> **Task requirements**:
Write the records out again, keeping each line exactly as it is.
== Data provided ==
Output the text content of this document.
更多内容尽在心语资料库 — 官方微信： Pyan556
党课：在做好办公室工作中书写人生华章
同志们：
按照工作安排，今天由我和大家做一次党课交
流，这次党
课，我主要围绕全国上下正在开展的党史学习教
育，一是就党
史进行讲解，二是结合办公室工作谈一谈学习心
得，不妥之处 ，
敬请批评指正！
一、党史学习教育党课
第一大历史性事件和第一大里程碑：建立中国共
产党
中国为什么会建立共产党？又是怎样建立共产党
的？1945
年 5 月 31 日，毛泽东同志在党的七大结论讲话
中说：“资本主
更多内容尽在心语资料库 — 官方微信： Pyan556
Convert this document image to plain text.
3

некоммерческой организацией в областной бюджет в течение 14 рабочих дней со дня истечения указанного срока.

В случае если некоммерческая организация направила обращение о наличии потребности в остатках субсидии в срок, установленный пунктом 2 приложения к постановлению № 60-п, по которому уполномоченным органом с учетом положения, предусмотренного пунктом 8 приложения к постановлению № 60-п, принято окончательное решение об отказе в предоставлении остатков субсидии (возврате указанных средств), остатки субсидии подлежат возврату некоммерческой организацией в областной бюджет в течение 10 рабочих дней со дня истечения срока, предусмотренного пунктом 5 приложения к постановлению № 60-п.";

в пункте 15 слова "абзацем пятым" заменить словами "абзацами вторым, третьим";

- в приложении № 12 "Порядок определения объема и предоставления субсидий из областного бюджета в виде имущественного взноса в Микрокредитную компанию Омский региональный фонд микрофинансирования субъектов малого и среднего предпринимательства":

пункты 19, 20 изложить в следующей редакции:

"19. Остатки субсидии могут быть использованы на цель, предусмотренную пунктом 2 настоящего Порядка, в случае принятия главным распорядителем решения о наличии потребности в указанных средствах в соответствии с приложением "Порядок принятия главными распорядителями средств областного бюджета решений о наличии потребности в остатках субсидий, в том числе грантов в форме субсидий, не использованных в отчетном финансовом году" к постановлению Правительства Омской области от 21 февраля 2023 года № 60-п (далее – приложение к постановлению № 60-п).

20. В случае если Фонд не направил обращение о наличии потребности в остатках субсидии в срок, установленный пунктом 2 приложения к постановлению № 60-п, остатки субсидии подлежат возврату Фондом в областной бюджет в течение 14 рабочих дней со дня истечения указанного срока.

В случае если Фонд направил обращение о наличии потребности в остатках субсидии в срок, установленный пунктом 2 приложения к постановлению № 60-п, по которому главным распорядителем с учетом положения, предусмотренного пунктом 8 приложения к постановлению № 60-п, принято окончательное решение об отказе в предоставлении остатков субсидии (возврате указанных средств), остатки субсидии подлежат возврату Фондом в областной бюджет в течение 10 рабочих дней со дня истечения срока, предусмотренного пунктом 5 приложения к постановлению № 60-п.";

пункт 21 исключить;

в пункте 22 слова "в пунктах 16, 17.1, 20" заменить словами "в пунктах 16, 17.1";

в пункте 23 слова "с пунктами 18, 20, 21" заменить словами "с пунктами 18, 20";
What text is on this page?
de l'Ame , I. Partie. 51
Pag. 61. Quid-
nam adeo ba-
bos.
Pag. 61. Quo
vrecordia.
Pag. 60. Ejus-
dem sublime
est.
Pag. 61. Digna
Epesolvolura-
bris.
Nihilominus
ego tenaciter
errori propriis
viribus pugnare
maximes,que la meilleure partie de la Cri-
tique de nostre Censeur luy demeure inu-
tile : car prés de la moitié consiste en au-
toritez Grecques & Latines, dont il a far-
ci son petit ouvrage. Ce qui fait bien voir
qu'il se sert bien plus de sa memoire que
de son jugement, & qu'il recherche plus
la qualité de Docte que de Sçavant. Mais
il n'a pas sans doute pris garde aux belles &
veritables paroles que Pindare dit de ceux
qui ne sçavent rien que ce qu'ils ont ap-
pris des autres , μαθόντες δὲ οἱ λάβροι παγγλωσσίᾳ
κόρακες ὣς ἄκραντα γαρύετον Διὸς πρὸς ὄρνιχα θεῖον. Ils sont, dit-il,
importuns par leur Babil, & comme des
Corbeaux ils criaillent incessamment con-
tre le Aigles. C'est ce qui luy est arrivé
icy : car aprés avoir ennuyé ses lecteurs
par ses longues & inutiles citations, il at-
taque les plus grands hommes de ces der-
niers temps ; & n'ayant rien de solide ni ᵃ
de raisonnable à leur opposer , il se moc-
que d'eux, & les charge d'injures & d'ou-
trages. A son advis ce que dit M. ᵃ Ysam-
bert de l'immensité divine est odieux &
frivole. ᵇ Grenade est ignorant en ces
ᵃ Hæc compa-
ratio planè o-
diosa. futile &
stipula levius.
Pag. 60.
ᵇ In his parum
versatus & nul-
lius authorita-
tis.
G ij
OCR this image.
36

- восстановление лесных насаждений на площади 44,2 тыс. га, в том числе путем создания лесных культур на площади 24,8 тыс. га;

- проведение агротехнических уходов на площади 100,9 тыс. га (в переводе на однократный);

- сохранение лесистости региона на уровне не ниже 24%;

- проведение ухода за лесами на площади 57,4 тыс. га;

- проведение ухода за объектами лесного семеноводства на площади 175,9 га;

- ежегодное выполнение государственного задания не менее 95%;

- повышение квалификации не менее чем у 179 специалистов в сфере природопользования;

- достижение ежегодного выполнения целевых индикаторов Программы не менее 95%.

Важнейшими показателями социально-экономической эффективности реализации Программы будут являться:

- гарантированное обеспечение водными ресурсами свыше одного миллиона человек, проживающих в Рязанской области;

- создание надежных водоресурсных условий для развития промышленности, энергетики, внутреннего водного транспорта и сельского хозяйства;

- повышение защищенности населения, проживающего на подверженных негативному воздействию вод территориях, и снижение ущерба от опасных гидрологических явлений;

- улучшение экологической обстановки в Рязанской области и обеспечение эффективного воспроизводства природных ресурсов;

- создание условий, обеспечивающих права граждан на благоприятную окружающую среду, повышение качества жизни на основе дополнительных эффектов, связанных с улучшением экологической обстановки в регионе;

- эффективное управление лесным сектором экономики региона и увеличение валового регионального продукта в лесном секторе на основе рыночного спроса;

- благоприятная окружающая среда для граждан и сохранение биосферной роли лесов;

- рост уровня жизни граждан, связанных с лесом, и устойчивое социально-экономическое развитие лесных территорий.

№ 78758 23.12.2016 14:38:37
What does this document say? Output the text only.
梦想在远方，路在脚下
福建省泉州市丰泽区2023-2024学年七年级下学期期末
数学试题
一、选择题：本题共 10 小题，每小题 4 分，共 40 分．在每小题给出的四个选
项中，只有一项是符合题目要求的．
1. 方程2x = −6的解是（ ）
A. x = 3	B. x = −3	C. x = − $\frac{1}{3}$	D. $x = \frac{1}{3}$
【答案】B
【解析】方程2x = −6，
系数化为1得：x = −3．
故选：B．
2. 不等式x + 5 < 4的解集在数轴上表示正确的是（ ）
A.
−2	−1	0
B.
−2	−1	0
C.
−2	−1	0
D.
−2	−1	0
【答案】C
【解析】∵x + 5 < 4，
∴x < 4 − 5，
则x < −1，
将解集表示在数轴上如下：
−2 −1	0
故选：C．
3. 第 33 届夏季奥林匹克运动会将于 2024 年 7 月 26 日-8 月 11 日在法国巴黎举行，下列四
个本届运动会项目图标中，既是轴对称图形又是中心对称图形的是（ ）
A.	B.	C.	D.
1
===
> **Reply**:
Output the text content of this document.
更多内容尽在心语资料库 — 官方微信： Pyan556
党课：在做好办公室工作中书写人生华章
同志们：
按照工作安排，今天由我和大家做一次党课交
流，这次党
课，我主要围绕全国上下正在开展的党史学习教
育，一是就党
史进行讲解，二是结合办公室工作谈一谈学习心
得，不妥之处 ，
敬请批评指正！
一、党史学习教育党课
第一大历史性事件和第一大里程碑：建立中国共
产党
中国为什么会建立共产党？又是怎样建立共产党
的？1945
年 5 月 31 日，毛泽东同志在党的七大结论讲话
中说：“资本主
更多内容尽在心语资料库 — 官方微信： Pyan556
Convert this document image to plain text.
3

некоммерческой организацией в областной бюджет в течение 14 рабочих дней со дня истечения указанного срока.

В случае если некоммерческая организация направила обращение о наличии потребности в остатках субсидии в срок, установленный пунктом 2 приложения к постановлению № 60-п, по которому уполномоченным органом с учетом положения, предусмотренного пунктом 8 приложения к постановлению № 60-п, принято окончательное решение об отказе в предоставлении остатков субсидии (возврате указанных средств), остатки субсидии подлежат возврату некоммерческой организацией в областной бюджет в течение 10 рабочих дней со дня истечения срока, предусмотренного пунктом 5 приложения к постановлению № 60-п.";

в пункте 15 слова "абзацем пятым" заменить словами "абзацами вторым, третьим";

- в приложении № 12 "Порядок определения объема и предоставления субсидий из областного бюджета в виде имущественного взноса в Микрокредитную компанию Омский региональный фонд микрофинансирования субъектов малого и среднего предпринимательства":

пункты 19, 20 изложить в следующей редакции:

"19. Остатки субсидии могут быть использованы на цель, предусмотренную пунктом 2 настоящего Порядка, в случае принятия главным распорядителем решения о наличии потребности в указанных средствах в соответствии с приложением "Порядок принятия главными распорядителями средств областного бюджета решений о наличии потребности в остатках субсидий, в том числе грантов в форме субсидий, не использованных в отчетном финансовом году" к постановлению Правительства Омской области от 21 февраля 2023 года № 60-п (далее – приложение к постановлению № 60-п).

20. В случае если Фонд не направил обращение о наличии потребности в остатках субсидии в срок, установленный пунктом 2 приложения к постановлению № 60-п, остатки субсидии подлежат возврату Фондом в областной бюджет в течение 14 рабочих дней со дня истечения указанного срока.

В случае если Фонд направил обращение о наличии потребности в остатках субсидии в срок, установленный пунктом 2 приложения к постановлению № 60-п, по которому главным распорядителем с учетом положения, предусмотренного пунктом 8 приложения к постановлению № 60-п, принято окончательное решение об отказе в предоставлении остатков субсидии (возврате указанных средств), остатки субсидии подлежат возврату Фондом в областной бюджет в течение 10 рабочих дней со дня истечения срока, предусмотренного пунктом 5 приложения к постановлению № 60-п.";

пункт 21 исключить;

в пункте 22 слова "в пунктах 16, 17.1, 20" заменить словами "в пунктах 16, 17.1";

в пункте 23 слова "с пунктами 18, 20, 21" заменить словами "с пунктами 18, 20";
What text is on this page?
de l'Ame , I. Partie. 51
Pag. 61. Quid-
nam adeo ba-
bos.
Pag. 61. Quo
vrecordia.
Pag. 60. Ejus-
dem sublime
est.
Pag. 61. Digna
Epesolvolura-
bris.
Nihilominus
ego tenaciter
errori propriis
viribus pugnare
maximes,que la meilleure partie de la Cri-
tique de nostre Censeur luy demeure inu-
tile : car prés de la moitié consiste en au-
toritez Grecques & Latines, dont il a far-
ci son petit ouvrage. Ce qui fait bien voir
qu'il se sert bien plus de sa memoire que
de son jugement, & qu'il recherche plus
la qualité de Docte que de Sçavant. Mais
il n'a pas sans doute pris garde aux belles &
veritables paroles que Pindare dit de ceux
qui ne sçavent rien que ce qu'ils ont ap-
pris des autres , μαθόντες δὲ οἱ λάβροι παγγλωσσίᾳ
κόρακες ὣς ἄκραντα γαρύετον Διὸς πρὸς ὄρνιχα θεῖον. Ils sont, dit-il,
importuns par leur Babil, & comme des
Corbeaux ils criaillent incessamment con-
tre le Aigles. C'est ce qui luy est arrivé
icy : car aprés avoir ennuyé ses lecteurs
par ses longues & inutiles citations, il at-
taque les plus grands hommes de ces der-
niers temps ; & n'ayant rien de solide ni ᵃ
de raisonnable à leur opposer , il se moc-
que d'eux, & les charge d'injures & d'ou-
trages. A son advis ce que dit M. ᵃ Ysam-
bert de l'immensité divine est odieux &
frivole. ᵇ Grenade est ignorant en ces
ᵃ Hæc compa-
ratio planè o-
diosa. futile &
stipula levius.
Pag. 60.
ᵇ In his parum
versatus & nul-
lius authorita-
tis.
G ij
OCR this image.
36

- восстановление лесных насаждений на площади 44,2 тыс. га, в том числе путем создания лесных культур на площади 24,8 тыс. га;

- проведение агротехнических уходов на площади 100,9 тыс. га (в переводе на однократный);

- сохранение лесистости региона на уровне не ниже 24%;

- проведение ухода за лесами на площади 57,4 тыс. га;

- проведение ухода за объектами лесного семеноводства на площади 175,9 га;

- ежегодное выполнение государственного задания не менее 95%;

- повышение квалификации не менее чем у 179 специалистов в сфере природопользования;

- достижение ежегодного выполнения целевых индикаторов Программы не менее 95%.

Важнейшими показателями социально-экономической эффективности реализации Программы будут являться:

- гарантированное обеспечение водными ресурсами свыше одного миллиона человек, проживающих в Рязанской области;

- создание надежных водоресурсных условий для развития промышленности, энергетики, внутреннего водного транспорта и сельского хозяйства;

- повышение защищенности населения, проживающего на подверженных негативному воздействию вод территориях, и снижение ущерба от опасных гидрологических явлений;

- улучшение экологической обстановки в Рязанской области и обеспечение эффективного воспроизводства природных ресурсов;

- создание условий, обеспечивающих права граждан на благоприятную окружающую среду, повышение качества жизни на основе дополнительных эффектов, связанных с улучшением экологической обстановки в регионе;

- эффективное управление лесным сектором экономики региона и увеличение валового регионального продукта в лесном секторе на основе рыночного спроса;

- благоприятная окружающая среда для граждан и сохранение биосферной роли лесов;

- рост уровня жизни граждан, связанных с лесом, и устойчивое социально-экономическое развитие лесных территорий.

№ 78758 23.12.2016 14:38:37
What does this document say? Output the text only.
梦想在远方，路在脚下
福建省泉州市丰泽区2023-2024学年七年级下学期期末
数学试题
一、选择题：本题共 10 小题，每小题 4 分，共 40 分．在每小题给出的四个选
项中，只有一项是符合题目要求的．
1. 方程2x = −6的解是（ ）
A. x = 3	B. x = −3	C. x = − $\frac{1}{3}$	D. $x = \frac{1}{3}$
【答案】B
【解析】方程2x = −6，
系数化为1得：x = −3．
故选：B．
2. 不等式x + 5 < 4的解集在数轴上表示正确的是（ ）
A.
−2	−1	0
B.
−2	−1	0
C.
−2	−1	0
D.
−2	−1	0
【答案】C
【解析】∵x + 5 < 4，
∴x < 4 − 5，
则x < −1，
将解集表示在数轴上如下：
−2 −1	0
故选：C．
3. 第 33 届夏季奥林匹克运动会将于 2024 年 7 月 26 日-8 月 11 日在法国巴黎举行，下列四
个本届运动会项目图标中，既是轴对称图形又是中心对称图形的是（ ）
A.	B.	C.	D.
1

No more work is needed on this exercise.